INSTRUCTION A:
Answer these questions from the ECB court opinion text.
(i) Who will issue the opinion on Wednesday morning?
(ii) What happened to consumer prices in the euro area in December?
(iii) Which court referred the OMT case to the EU tribunal in Luxembourg?

TEXT:

..........

Adviser to EU court of justice will say whether ECB's outright monetary transactions programme overstepped law

ECB announced details of the OMT programme in 2011 after president Mario Draghi’s promise to do ‘whatever it takes’ to save the currency. Photo: BloombergPremium
ECB announced details of the OMT programme in 2011 after president Mario Draghi’s promise to do ‘whatever it takes’ to save the currency. Photo: Bloomberg

Luxembourg: European Central Bank (ECB) president Mario Draghi will get a legal readout on Wednesday on a predecessor to the quantitative easing (QE) plan that he’s set to reveal later this month.

An adviser to the EU court of justice will say whether the European Central Bank’s outright monetary transactions (OMT) programme overstepped the law in a non-binding opinion that may signal whether QE must also be reined in.

A negative opinion “would make the ECB’s life much tougher", Carsten Brzeski, chief economist at ING-DiBa in Frankfurt, wrote in a note to clients on Monday. “It would be welcome grist to the mills of Germans’ opposition against QE. In our view, given the political and economic sensitivity of the court’s verdict, an outright condemnation of the legality of OMT is highly unlikely."

The Frankfurt-based ECB in September 2012 announced details of the OMT plan as bets multiplied that the euro area would break apart and after Draghi’s promise to do “whatever it takes" to save the currency. The calming of financial markets that the still-untapped OMT programme produced helped the euro area emerge from its longest-ever recession.

Germany’s top court expressed doubts last year about the legality of the OMT programme, when it referred the case to the EU tribunal in Luxembourg for guidance.

The national court said OMT may violate EU rules because it amounts to economic policy that is outside ECB’s mandate. German judges said the plan may also be seen as monetary financing of governments, which the EU treaties ban.

Deflationary spiral

Pedro Cruz Villalon, an advocate general at the EU court of justice, will issue his opinion on Wednesday morning.

The ECB is now fighting to stave off a deflationary spiral in the euro area after consumer prices fell in December for the first time in more than five years. Policymakers remain divided on the need for quantitative easing, with German-led opposition claiming it increases taxpayer risk and undermines the incentive for governments to push through economic reforms.

..........

DATA PROVIDED:

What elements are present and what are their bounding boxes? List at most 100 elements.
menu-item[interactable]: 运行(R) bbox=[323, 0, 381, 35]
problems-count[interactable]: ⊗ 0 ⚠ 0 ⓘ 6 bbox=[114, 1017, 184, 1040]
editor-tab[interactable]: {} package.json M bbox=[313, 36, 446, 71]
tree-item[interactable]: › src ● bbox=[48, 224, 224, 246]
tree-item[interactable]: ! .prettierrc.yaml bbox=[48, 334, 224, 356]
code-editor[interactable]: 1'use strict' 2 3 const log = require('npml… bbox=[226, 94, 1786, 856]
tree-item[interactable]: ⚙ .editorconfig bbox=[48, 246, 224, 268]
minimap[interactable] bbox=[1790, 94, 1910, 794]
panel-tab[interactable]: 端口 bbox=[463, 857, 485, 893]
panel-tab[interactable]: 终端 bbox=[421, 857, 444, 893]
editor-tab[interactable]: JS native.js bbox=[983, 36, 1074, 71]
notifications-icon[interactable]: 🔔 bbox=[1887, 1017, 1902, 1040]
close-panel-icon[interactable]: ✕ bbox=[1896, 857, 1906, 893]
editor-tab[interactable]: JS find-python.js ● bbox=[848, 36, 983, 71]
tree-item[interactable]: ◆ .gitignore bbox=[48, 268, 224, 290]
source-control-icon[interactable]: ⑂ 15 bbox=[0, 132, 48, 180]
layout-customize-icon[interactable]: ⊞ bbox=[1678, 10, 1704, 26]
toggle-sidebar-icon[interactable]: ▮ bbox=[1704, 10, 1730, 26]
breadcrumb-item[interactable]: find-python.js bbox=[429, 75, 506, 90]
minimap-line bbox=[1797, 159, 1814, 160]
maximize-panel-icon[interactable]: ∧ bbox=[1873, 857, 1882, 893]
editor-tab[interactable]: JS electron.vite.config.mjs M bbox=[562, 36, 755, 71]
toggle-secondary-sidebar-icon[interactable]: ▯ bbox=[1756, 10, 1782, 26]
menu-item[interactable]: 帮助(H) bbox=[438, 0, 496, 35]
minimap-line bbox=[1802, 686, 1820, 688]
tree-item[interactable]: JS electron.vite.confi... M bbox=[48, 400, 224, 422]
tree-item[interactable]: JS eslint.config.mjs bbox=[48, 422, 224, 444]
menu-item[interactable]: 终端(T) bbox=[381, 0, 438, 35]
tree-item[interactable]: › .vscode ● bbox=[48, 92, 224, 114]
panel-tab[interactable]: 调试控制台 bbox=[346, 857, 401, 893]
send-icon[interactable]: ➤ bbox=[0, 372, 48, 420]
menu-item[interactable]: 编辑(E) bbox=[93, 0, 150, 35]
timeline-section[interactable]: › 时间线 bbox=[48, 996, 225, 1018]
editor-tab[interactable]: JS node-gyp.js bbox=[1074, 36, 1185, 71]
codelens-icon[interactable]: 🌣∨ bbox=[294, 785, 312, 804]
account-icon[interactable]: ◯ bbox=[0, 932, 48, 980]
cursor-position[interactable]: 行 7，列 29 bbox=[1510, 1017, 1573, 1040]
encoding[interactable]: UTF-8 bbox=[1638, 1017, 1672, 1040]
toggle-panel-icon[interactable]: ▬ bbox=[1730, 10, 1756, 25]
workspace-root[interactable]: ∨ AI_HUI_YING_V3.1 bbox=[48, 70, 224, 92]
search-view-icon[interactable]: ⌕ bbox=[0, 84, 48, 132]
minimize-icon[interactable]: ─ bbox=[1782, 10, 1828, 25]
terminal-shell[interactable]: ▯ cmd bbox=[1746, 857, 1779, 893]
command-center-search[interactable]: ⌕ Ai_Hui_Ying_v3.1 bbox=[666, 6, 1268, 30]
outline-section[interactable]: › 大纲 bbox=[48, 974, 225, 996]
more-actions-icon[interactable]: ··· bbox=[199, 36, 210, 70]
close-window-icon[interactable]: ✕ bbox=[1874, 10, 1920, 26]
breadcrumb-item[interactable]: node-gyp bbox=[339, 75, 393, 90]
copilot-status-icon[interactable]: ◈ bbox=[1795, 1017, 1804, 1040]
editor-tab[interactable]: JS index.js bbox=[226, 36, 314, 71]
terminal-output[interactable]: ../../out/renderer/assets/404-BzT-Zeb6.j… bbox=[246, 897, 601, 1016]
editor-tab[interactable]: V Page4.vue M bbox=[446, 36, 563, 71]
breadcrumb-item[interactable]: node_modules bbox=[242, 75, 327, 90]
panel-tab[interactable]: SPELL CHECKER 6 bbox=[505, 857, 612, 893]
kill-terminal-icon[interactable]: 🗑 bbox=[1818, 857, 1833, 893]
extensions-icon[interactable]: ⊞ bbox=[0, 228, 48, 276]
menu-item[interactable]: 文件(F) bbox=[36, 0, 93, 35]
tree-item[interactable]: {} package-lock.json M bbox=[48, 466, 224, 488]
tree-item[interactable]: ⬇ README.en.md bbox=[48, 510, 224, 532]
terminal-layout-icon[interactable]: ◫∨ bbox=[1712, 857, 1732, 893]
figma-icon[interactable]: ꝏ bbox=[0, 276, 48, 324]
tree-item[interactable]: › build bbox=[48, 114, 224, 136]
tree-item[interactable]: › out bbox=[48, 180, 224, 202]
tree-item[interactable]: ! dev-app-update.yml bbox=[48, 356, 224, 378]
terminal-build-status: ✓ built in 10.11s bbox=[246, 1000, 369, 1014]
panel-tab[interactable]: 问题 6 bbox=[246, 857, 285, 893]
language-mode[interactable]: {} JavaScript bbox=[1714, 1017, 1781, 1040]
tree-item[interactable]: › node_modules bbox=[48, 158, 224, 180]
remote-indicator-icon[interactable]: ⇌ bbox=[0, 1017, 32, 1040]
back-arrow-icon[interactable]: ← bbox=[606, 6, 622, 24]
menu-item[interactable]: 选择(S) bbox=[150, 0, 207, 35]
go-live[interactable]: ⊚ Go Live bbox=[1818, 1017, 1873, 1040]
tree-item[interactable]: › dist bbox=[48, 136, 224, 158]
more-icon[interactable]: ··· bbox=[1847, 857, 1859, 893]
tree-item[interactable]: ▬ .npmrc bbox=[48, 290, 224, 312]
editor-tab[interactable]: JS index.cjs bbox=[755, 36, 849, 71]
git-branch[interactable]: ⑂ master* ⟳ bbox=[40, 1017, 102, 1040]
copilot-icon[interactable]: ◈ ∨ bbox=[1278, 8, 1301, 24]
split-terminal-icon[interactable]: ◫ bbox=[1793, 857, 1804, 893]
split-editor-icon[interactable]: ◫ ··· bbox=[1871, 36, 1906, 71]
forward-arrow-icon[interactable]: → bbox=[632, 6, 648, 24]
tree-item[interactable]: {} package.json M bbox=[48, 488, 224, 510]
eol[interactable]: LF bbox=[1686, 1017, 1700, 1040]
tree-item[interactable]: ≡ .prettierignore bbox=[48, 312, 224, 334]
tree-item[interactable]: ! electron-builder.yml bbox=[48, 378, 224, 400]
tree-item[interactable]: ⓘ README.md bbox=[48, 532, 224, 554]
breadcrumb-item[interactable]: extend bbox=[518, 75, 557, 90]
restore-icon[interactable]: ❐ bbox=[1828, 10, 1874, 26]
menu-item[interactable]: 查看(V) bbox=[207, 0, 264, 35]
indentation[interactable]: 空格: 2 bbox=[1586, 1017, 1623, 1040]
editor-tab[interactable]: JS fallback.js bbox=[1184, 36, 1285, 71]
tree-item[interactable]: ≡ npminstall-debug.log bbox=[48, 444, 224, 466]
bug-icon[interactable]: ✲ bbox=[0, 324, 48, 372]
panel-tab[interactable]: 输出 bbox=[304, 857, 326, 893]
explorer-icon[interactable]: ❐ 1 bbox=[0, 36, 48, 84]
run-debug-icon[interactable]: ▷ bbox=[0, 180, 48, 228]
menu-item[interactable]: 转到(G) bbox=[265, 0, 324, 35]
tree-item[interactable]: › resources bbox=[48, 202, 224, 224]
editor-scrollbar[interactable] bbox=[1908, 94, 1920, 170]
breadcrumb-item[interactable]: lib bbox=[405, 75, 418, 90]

..........

INSTRUCTION B: Show every line of the records that contains the string "find".

WRITTEN REPLY A:
(i) Pedro Cruz Villalon, an advocate general at the EU court of justice.
(ii) They fell for the first time in more than five years.
(iii) Germany's top court.

WRITTEN REPLY B:
editor-tab[interactable]: JS find-python.js ● bbox=[848, 36, 983, 71]
breadcrumb-item[interactable]: find-python.js bbox=[429, 75, 506, 90]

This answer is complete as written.